▶ **WRITTEN INSTRUCTION**
Filter this data down to the lines that hold "from", and copy them.

▶ **Dataset excerpts**
+++++
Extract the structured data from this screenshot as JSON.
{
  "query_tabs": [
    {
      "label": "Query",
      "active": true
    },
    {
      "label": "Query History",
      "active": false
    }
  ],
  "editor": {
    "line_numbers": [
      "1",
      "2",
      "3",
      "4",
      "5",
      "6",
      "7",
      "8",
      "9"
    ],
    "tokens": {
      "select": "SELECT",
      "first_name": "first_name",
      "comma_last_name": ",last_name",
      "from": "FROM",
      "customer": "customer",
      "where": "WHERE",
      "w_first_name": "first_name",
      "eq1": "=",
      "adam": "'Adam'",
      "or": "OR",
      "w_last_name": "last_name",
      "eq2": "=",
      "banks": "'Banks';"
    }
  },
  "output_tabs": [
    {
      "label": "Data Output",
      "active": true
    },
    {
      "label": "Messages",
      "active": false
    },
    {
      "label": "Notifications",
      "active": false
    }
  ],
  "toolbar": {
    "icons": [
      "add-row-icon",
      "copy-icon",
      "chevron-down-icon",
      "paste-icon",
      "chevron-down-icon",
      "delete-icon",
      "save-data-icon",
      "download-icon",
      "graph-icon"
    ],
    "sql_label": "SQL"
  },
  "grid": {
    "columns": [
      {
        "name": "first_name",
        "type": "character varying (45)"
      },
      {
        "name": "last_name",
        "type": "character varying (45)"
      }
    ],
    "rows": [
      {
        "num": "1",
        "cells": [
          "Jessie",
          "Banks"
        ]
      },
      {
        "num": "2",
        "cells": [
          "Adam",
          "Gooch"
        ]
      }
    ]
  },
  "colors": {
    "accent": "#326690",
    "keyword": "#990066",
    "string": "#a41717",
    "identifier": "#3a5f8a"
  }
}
+++++
▶ **COMPLETE ANSWER**
Extract the structured data from this screenshot as JSON.
      "from": "FROM",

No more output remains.